**REQUEST:** Without including any pictures, write out all the entries exactly.

>> START DATASET

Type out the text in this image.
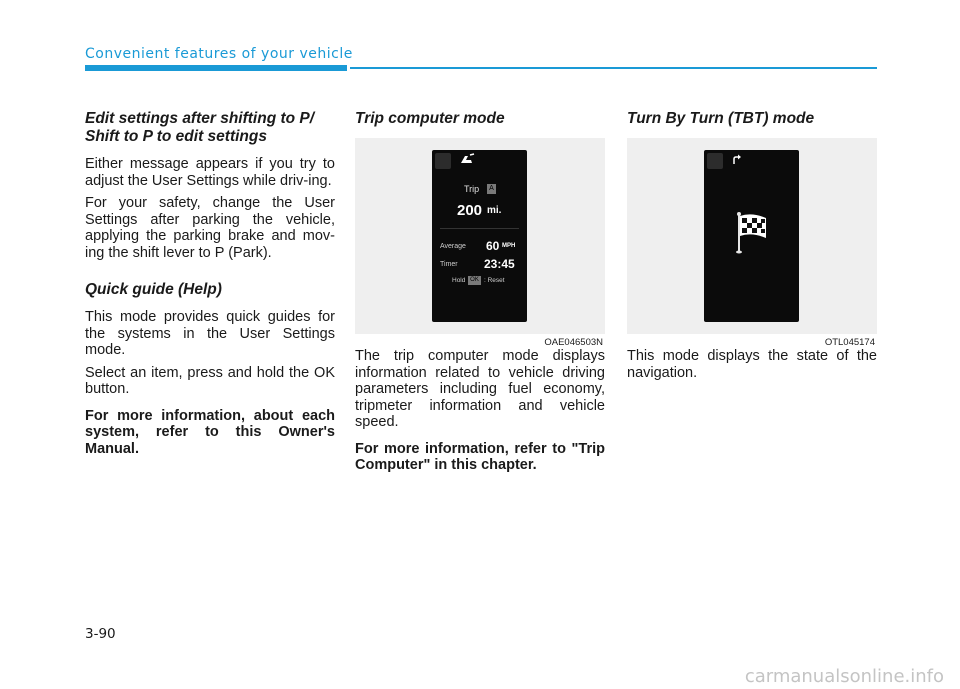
Convenient features of your vehicle
Edit settings after shifting to P/ Shift to P to edit settings

Either message appears if you try to adjust the User Settings while driv-ing.

For your safety, change the User Settings after parking the vehicle, applying the parking brake and mov-ing the shift lever to P (Park).

Quick guide (Help)

This mode provides quick guides for the systems in the User Settings mode.

Select an item, press and hold the OK button.

For more information, about each system, refer to this Owner's Manual.

Trip computer mode
Trip	A
200 mi.
Average 60 MPH
Timer 23:45
Hold OK : Reset
OAE046503N

The trip computer mode displays information related to vehicle driving parameters including fuel economy, tripmeter information and vehicle speed.

For more information, refer to "Trip Computer" in this chapter.

Turn By Turn (TBT) mode
OTL045174

This mode displays the state of the navigation.

3-90
carmanualsonline.info
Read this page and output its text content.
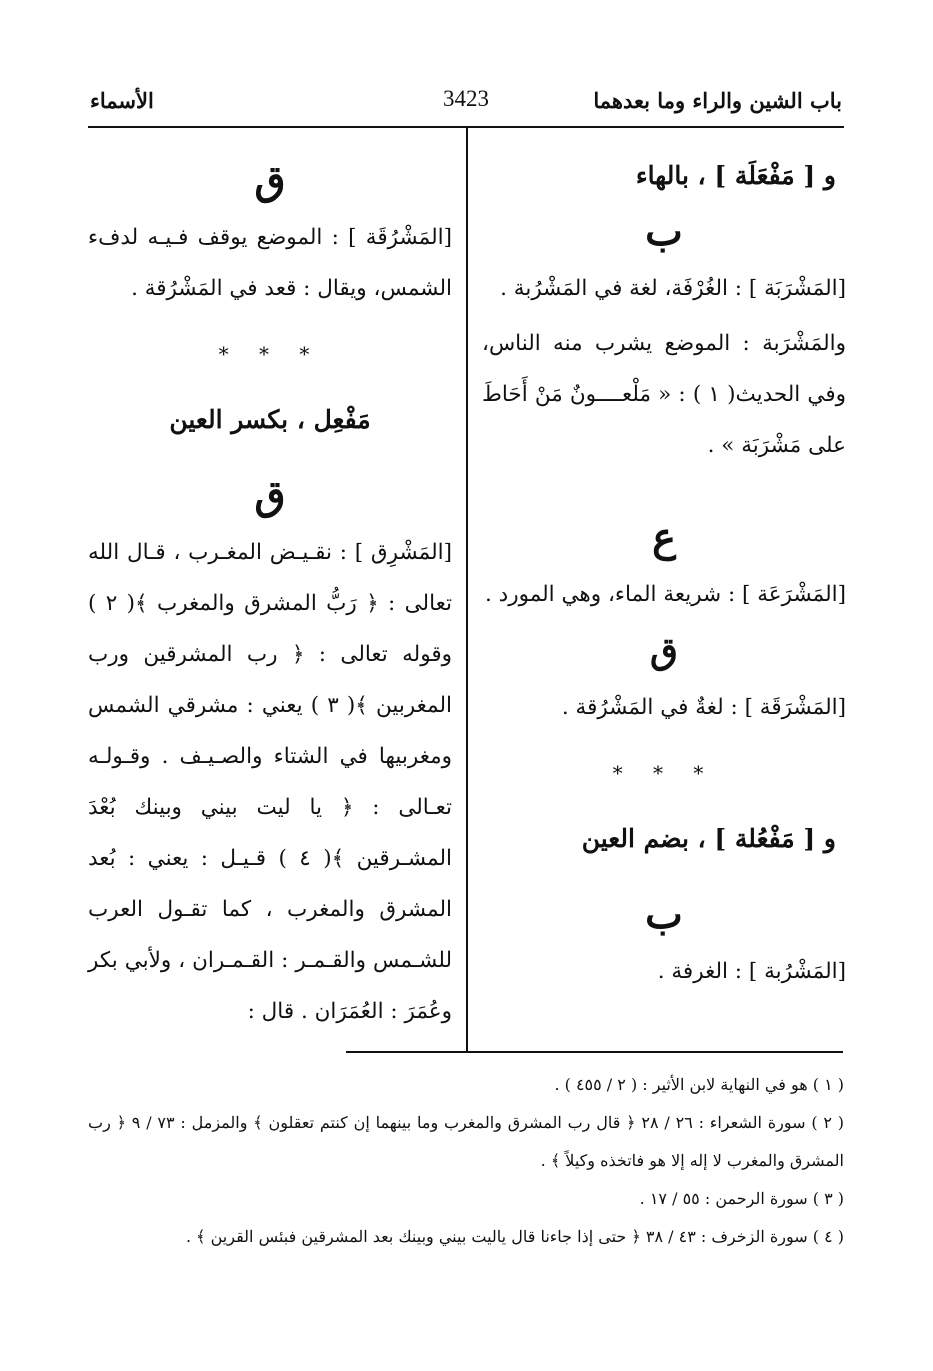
باب الشين والراء وما بعدهما
3423
الأسماء
و [ مَفْعَلَة ] ، بالهاء
ب
[المَشْرَبَة ] : الغُرْفَة، لغة في المَشْرُبة .
والمَشْرَبة : الموضع يشرب منه الناس، وفي الحديث( ١ ) : « مَلْعــــونٌ مَنْ أَحَاطَ على مَشْرَبَة » .
ع
[المَشْرَعَة ] : شريعة الماء، وهي المورد .
ق
[المَشْرَقَة ] : لغةٌ في المَشْرُقة .
* * *
و [ مَفْعُلة ] ، بضم العين
ب
[المَشْرُبة ] : الغرفة .
ق
[المَشْرُقَة ] : الموضع يوقف فـيـه لدفء الشمس، ويقال : قعد في المَشْرُقة .
* * *
مَفْعِل ، بكسر العين
ق
[المَشْرِق ] : نقـيـض المغـرب ، قـال الله تعالى : ﴿ رَبُّ المشرق والمغرب ﴾( ٢ ) وقوله تعالى : ﴿ رب المشرقين ورب المغربين ﴾( ٣ ) يعني : مشرقي الشمس ومغربيها في الشتاء والصـيـف . وقـولـه تعـالى : ﴿ يا ليت بيني وبينك بُعْدَ المشـرقين ﴾( ٤ ) قـيـل : يعني : بُعد المشرق والمغرب ، كما تقـول العرب للشـمس والقـمـر : القـمـران ، ولأبي بكر وعُمَرَ : العُمَرَان . قال :
( ١ ) هو في النهاية لابن الأثير : ( ٢ / ٤٥٥ ) .
( ٢ ) سورة الشعراء : ٢٦ / ٢٨ ﴿ قال رب المشرق والمغرب وما بينهما إن كنتم تعقلون ﴾ والمزمل : ٧٣ / ٩ ﴿ رب المشرق والمغرب لا إله إلا هو فاتخذه وكيلاً ﴾ .
( ٣ ) سورة الرحمن : ٥٥ / ١٧ .
( ٤ ) سورة الزخرف : ٤٣ / ٣٨ ﴿ حتى إذا جاءنا قال ياليت بيني وبينك بعد المشرقين فبئس القرين ﴾ .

>> END DATASET

**CORRECT RESULT:**
Type out the text in this image.
Convenient features of your vehicle
Edit settings after shifting to P/ Shift to P to edit settings

Either message appears if you try to adjust the User Settings while driv-ing.

For your safety, change the User Settings after parking the vehicle, applying the parking brake and mov-ing the shift lever to P (Park).

Quick guide (Help)

This mode provides quick guides for the systems in the User Settings mode.

Select an item, press and hold the OK button.

For more information, about each system, refer to this Owner's Manual.

Trip computer mode
Trip	A
200 mi.
Average 60 MPH
Timer 23:45
Hold OK : Reset
OAE046503N

The trip computer mode displays information related to vehicle driving parameters including fuel economy, tripmeter information and vehicle speed.

For more information, refer to "Trip Computer" in this chapter.

Turn By Turn (TBT) mode
OTL045174

This mode displays the state of the navigation.

3-90
carmanualsonline.info
Read this page and output its text content.
باب الشين والراء وما بعدهما
3423
الأسماء
و [ مَفْعَلَة ] ، بالهاء
ب
[المَشْرَبَة ] : الغُرْفَة، لغة في المَشْرُبة .
والمَشْرَبة : الموضع يشرب منه الناس، وفي الحديث( ١ ) : « مَلْعــــونٌ مَنْ أَحَاطَ على مَشْرَبَة » .
ع
[المَشْرَعَة ] : شريعة الماء، وهي المورد .
ق
[المَشْرَقَة ] : لغةٌ في المَشْرُقة .
* * *
و [ مَفْعُلة ] ، بضم العين
ب
[المَشْرُبة ] : الغرفة .
ق
[المَشْرُقَة ] : الموضع يوقف فـيـه لدفء الشمس، ويقال : قعد في المَشْرُقة .
* * *
مَفْعِل ، بكسر العين
ق
[المَشْرِق ] : نقـيـض المغـرب ، قـال الله تعالى : ﴿ رَبُّ المشرق والمغرب ﴾( ٢ ) وقوله تعالى : ﴿ رب المشرقين ورب المغربين ﴾( ٣ ) يعني : مشرقي الشمس ومغربيها في الشتاء والصـيـف . وقـولـه تعـالى : ﴿ يا ليت بيني وبينك بُعْدَ المشـرقين ﴾( ٤ ) قـيـل : يعني : بُعد المشرق والمغرب ، كما تقـول العرب للشـمس والقـمـر : القـمـران ، ولأبي بكر وعُمَرَ : العُمَرَان . قال :
( ١ ) هو في النهاية لابن الأثير : ( ٢ / ٤٥٥ ) .
( ٢ ) سورة الشعراء : ٢٦ / ٢٨ ﴿ قال رب المشرق والمغرب وما بينهما إن كنتم تعقلون ﴾ والمزمل : ٧٣ / ٩ ﴿ رب المشرق والمغرب لا إله إلا هو فاتخذه وكيلاً ﴾ .
( ٣ ) سورة الرحمن : ٥٥ / ١٧ .
( ٤ ) سورة الزخرف : ٤٣ / ٣٨ ﴿ حتى إذا جاءنا قال ياليت بيني وبينك بعد المشرقين فبئس القرين ﴾ .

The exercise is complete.